**The problem**
Copy out the material below in full, but not its images.

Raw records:
_ _ _ _

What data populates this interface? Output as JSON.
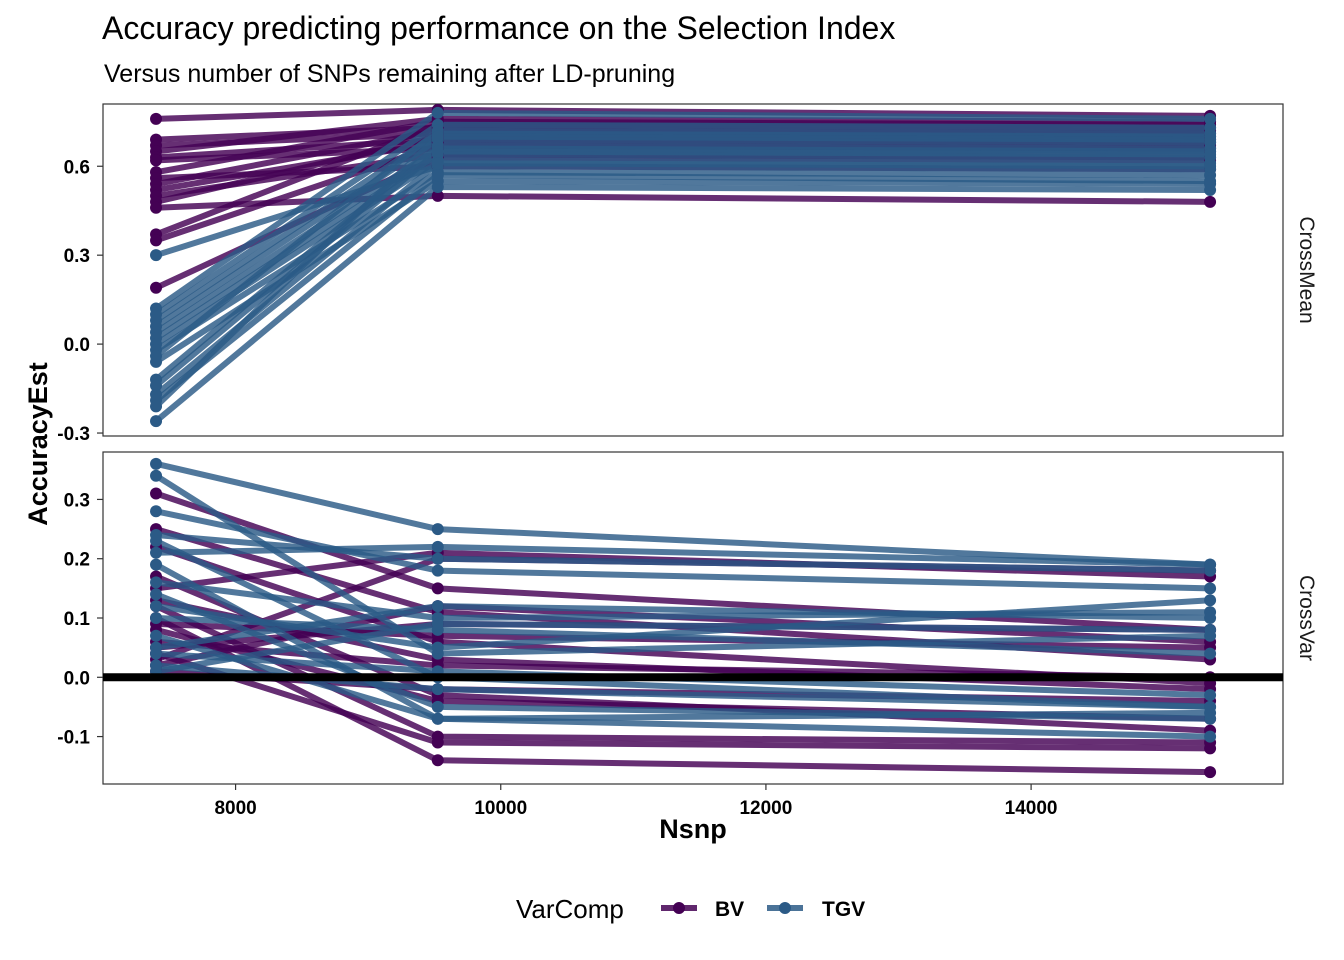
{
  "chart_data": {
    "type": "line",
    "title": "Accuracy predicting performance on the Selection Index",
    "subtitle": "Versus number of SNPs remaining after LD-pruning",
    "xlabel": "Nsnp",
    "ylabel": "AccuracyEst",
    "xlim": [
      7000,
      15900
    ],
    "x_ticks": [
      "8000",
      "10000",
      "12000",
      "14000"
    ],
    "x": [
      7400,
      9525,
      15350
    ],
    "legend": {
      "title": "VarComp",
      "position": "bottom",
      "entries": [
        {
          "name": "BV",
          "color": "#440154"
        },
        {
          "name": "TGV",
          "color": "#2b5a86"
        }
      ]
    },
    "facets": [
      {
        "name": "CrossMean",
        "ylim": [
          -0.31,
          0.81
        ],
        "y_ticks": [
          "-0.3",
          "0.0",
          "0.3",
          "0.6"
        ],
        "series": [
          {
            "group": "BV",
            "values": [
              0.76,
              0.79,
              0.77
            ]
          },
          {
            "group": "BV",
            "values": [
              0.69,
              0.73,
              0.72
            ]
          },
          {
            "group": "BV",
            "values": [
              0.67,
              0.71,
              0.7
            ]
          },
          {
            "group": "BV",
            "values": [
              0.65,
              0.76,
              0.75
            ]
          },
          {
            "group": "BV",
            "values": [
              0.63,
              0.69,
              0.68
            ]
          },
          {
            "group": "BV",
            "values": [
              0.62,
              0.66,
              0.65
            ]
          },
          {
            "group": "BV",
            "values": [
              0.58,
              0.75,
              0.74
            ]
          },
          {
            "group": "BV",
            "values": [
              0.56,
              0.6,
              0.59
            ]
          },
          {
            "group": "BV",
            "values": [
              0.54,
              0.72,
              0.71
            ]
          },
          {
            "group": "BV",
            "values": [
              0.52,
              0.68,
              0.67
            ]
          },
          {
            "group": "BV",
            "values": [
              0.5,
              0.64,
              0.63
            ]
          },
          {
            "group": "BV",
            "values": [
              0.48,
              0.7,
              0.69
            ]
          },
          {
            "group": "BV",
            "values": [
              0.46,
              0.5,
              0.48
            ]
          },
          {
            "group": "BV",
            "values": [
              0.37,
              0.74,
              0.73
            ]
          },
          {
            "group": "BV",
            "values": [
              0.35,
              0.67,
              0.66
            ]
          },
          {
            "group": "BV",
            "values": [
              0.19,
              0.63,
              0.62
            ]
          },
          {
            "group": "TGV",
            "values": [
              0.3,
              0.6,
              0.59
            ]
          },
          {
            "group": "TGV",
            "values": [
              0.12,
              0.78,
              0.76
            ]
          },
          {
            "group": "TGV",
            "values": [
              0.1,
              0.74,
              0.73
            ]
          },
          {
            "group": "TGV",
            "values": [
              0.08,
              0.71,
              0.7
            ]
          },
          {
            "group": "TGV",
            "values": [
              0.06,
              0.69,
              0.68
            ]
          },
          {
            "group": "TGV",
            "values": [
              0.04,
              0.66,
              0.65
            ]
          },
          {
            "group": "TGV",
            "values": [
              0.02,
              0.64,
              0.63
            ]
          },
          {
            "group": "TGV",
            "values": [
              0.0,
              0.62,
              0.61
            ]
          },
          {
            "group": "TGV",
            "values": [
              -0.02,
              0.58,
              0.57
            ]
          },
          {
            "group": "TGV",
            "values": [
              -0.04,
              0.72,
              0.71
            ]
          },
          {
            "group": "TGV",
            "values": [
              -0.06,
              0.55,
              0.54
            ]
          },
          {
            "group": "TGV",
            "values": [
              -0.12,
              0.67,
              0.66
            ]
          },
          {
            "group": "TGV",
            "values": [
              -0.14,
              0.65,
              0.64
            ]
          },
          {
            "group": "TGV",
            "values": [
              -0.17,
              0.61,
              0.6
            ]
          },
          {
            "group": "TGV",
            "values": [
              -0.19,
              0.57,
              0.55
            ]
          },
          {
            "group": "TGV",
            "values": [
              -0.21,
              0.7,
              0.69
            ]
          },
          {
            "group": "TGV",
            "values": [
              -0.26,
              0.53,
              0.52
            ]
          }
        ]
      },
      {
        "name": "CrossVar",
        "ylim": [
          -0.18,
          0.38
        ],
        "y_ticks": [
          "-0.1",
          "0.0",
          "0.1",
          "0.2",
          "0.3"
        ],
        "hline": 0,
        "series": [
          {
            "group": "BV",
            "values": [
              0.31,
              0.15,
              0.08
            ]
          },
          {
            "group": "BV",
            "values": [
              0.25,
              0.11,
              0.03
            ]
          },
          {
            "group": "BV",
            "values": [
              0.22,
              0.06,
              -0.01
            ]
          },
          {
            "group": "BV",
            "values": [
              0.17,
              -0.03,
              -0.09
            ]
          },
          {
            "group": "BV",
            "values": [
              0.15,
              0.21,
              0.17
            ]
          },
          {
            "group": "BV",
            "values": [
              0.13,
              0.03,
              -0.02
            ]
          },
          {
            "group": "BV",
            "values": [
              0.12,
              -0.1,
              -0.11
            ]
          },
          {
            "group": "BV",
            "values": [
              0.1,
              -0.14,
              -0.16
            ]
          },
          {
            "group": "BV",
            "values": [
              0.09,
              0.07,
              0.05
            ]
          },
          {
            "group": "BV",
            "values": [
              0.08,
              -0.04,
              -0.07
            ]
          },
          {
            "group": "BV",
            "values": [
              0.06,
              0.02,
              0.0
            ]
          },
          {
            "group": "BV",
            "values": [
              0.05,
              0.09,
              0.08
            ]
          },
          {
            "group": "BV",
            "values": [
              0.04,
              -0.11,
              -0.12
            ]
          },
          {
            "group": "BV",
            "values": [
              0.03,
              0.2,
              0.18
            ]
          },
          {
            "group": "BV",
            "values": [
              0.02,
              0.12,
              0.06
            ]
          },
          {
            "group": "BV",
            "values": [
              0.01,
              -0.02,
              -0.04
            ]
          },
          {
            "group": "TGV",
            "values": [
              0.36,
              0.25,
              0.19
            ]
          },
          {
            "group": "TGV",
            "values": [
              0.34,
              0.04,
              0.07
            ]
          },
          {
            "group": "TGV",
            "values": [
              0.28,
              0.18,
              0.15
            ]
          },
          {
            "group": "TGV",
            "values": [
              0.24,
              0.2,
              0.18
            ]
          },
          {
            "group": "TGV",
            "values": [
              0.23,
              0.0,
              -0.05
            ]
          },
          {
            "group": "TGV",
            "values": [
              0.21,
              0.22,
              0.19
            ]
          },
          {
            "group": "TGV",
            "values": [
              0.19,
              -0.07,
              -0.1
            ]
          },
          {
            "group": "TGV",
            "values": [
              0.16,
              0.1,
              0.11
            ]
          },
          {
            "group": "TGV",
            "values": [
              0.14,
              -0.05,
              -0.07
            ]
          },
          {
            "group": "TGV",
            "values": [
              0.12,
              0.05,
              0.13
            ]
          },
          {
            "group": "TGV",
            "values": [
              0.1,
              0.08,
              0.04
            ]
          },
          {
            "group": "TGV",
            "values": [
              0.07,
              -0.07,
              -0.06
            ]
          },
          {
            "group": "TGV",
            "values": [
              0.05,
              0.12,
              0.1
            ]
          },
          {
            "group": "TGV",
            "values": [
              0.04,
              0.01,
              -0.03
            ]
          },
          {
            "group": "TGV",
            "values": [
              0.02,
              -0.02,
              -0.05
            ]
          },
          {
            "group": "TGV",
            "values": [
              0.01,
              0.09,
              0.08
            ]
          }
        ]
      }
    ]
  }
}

_ _ _ _

**Answer to this problem**
What data populates this interface? Output as JSON.
{
  "chart_data": {
    "type": "line",
    "title": "Accuracy predicting performance on the Selection Index",
    "subtitle": "Versus number of SNPs remaining after LD-pruning",
    "xlabel": "Nsnp",
    "ylabel": "AccuracyEst",
    "xlim": [
      7000,
      15900
    ],
    "x_ticks": [
      "8000",
      "10000",
      "12000",
      "14000"
    ],
    "x": [
      7400,
      9525,
      15350
    ],
    "legend": {
      "title": "VarComp",
      "position": "bottom",
      "entries": [
        {
          "name": "BV",
          "color": "#440154"
        },
        {
          "name": "TGV",
          "color": "#2b5a86"
        }
      ]
    },
    "facets": [
      {
        "name": "CrossMean",
        "ylim": [
          -0.31,
          0.81
        ],
        "y_ticks": [
          "-0.3",
          "0.0",
          "0.3",
          "0.6"
        ],
        "series": [
          {
            "group": "BV",
            "values": [
              0.76,
              0.79,
              0.77
            ]
          },
          {
            "group": "BV",
            "values": [
              0.69,
              0.73,
              0.72
            ]
          },
          {
            "group": "BV",
            "values": [
              0.67,
              0.71,
              0.7
            ]
          },
          {
            "group": "BV",
            "values": [
              0.65,
              0.76,
              0.75
            ]
          },
          {
            "group": "BV",
            "values": [
              0.63,
              0.69,
              0.68
            ]
          },
          {
            "group": "BV",
            "values": [
              0.62,
              0.66,
              0.65
            ]
          },
          {
            "group": "BV",
            "values": [
              0.58,
              0.75,
              0.74
            ]
          },
          {
            "group": "BV",
            "values": [
              0.56,
              0.6,
              0.59
            ]
          },
          {
            "group": "BV",
            "values": [
              0.54,
              0.72,
              0.71
            ]
          },
          {
            "group": "BV",
            "values": [
              0.52,
              0.68,
              0.67
            ]
          },
          {
            "group": "BV",
            "values": [
              0.5,
              0.64,
              0.63
            ]
          },
          {
            "group": "BV",
            "values": [
              0.48,
              0.7,
              0.69
            ]
          },
          {
            "group": "BV",
            "values": [
              0.46,
              0.5,
              0.48
            ]
          },
          {
            "group": "BV",
            "values": [
              0.37,
              0.74,
              0.73
            ]
          },
          {
            "group": "BV",
            "values": [
              0.35,
              0.67,
              0.66
            ]
          },
          {
            "group": "BV",
            "values": [
              0.19,
              0.63,
              0.62
            ]
          },
          {
            "group": "TGV",
            "values": [
              0.3,
              0.6,
              0.59
            ]
          },
          {
            "group": "TGV",
            "values": [
              0.12,
              0.78,
              0.76
            ]
          },
          {
            "group": "TGV",
            "values": [
              0.1,
              0.74,
              0.73
            ]
          },
          {
            "group": "TGV",
            "values": [
              0.08,
              0.71,
              0.7
            ]
          },
          {
            "group": "TGV",
            "values": [
              0.06,
              0.69,
              0.68
            ]
          },
          {
            "group": "TGV",
            "values": [
              0.04,
              0.66,
              0.65
            ]
          },
          {
            "group": "TGV",
            "values": [
              0.02,
              0.64,
              0.63
            ]
          },
          {
            "group": "TGV",
            "values": [
              0.0,
              0.62,
              0.61
            ]
          },
          {
            "group": "TGV",
            "values": [
              -0.02,
              0.58,
              0.57
            ]
          },
          {
            "group": "TGV",
            "values": [
              -0.04,
              0.72,
              0.71
            ]
          },
          {
            "group": "TGV",
            "values": [
              -0.06,
              0.55,
              0.54
            ]
          },
          {
            "group": "TGV",
            "values": [
              -0.12,
              0.67,
              0.66
            ]
          },
          {
            "group": "TGV",
            "values": [
              -0.14,
              0.65,
              0.64
            ]
          },
          {
            "group": "TGV",
            "values": [
              -0.17,
              0.61,
              0.6
            ]
          },
          {
            "group": "TGV",
            "values": [
              -0.19,
              0.57,
              0.55
            ]
          },
          {
            "group": "TGV",
            "values": [
              -0.21,
              0.7,
              0.69
            ]
          },
          {
            "group": "TGV",
            "values": [
              -0.26,
              0.53,
              0.52
            ]
          }
        ]
      },
      {
        "name": "CrossVar",
        "ylim": [
          -0.18,
          0.38
        ],
        "y_ticks": [
          "-0.1",
          "0.0",
          "0.1",
          "0.2",
          "0.3"
        ],
        "hline": 0,
        "series": [
          {
            "group": "BV",
            "values": [
              0.31,
              0.15,
              0.08
            ]
          },
          {
            "group": "BV",
            "values": [
              0.25,
              0.11,
              0.03
            ]
          },
          {
            "group": "BV",
            "values": [
              0.22,
              0.06,
              -0.01
            ]
          },
          {
            "group": "BV",
            "values": [
              0.17,
              -0.03,
              -0.09
            ]
          },
          {
            "group": "BV",
            "values": [
              0.15,
              0.21,
              0.17
            ]
          },
          {
            "group": "BV",
            "values": [
              0.13,
              0.03,
              -0.02
            ]
          },
          {
            "group": "BV",
            "values": [
              0.12,
              -0.1,
              -0.11
            ]
          },
          {
            "group": "BV",
            "values": [
              0.1,
              -0.14,
              -0.16
            ]
          },
          {
            "group": "BV",
            "values": [
              0.09,
              0.07,
              0.05
            ]
          },
          {
            "group": "BV",
            "values": [
              0.08,
              -0.04,
              -0.07
            ]
          },
          {
            "group": "BV",
            "values": [
              0.06,
              0.02,
              0.0
            ]
          },
          {
            "group": "BV",
            "values": [
              0.05,
              0.09,
              0.08
            ]
          },
          {
            "group": "BV",
            "values": [
              0.04,
              -0.11,
              -0.12
            ]
          },
          {
            "group": "BV",
            "values": [
              0.03,
              0.2,
              0.18
            ]
          },
          {
            "group": "BV",
            "values": [
              0.02,
              0.12,
              0.06
            ]
          },
          {
            "group": "BV",
            "values": [
              0.01,
              -0.02,
              -0.04
            ]
          },
          {
            "group": "TGV",
            "values": [
              0.36,
              0.25,
              0.19
            ]
          },
          {
            "group": "TGV",
            "values": [
              0.34,
              0.04,
              0.07
            ]
          },
          {
            "group": "TGV",
            "values": [
              0.28,
              0.18,
              0.15
            ]
          },
          {
            "group": "TGV",
            "values": [
              0.24,
              0.2,
              0.18
            ]
          },
          {
            "group": "TGV",
            "values": [
              0.23,
              0.0,
              -0.05
            ]
          },
          {
            "group": "TGV",
            "values": [
              0.21,
              0.22,
              0.19
            ]
          },
          {
            "group": "TGV",
            "values": [
              0.19,
              -0.07,
              -0.1
            ]
          },
          {
            "group": "TGV",
            "values": [
              0.16,
              0.1,
              0.11
            ]
          },
          {
            "group": "TGV",
            "values": [
              0.14,
              -0.05,
              -0.07
            ]
          },
          {
            "group": "TGV",
            "values": [
              0.12,
              0.05,
              0.13
            ]
          },
          {
            "group": "TGV",
            "values": [
              0.1,
              0.08,
              0.04
            ]
          },
          {
            "group": "TGV",
            "values": [
              0.07,
              -0.07,
              -0.06
            ]
          },
          {
            "group": "TGV",
            "values": [
              0.05,
              0.12,
              0.1
            ]
          },
          {
            "group": "TGV",
            "values": [
              0.04,
              0.01,
              -0.03
            ]
          },
          {
            "group": "TGV",
            "values": [
              0.02,
              -0.02,
              -0.05
            ]
          },
          {
            "group": "TGV",
            "values": [
              0.01,
              0.09,
              0.08
            ]
          }
        ]
      }
    ]
  }
}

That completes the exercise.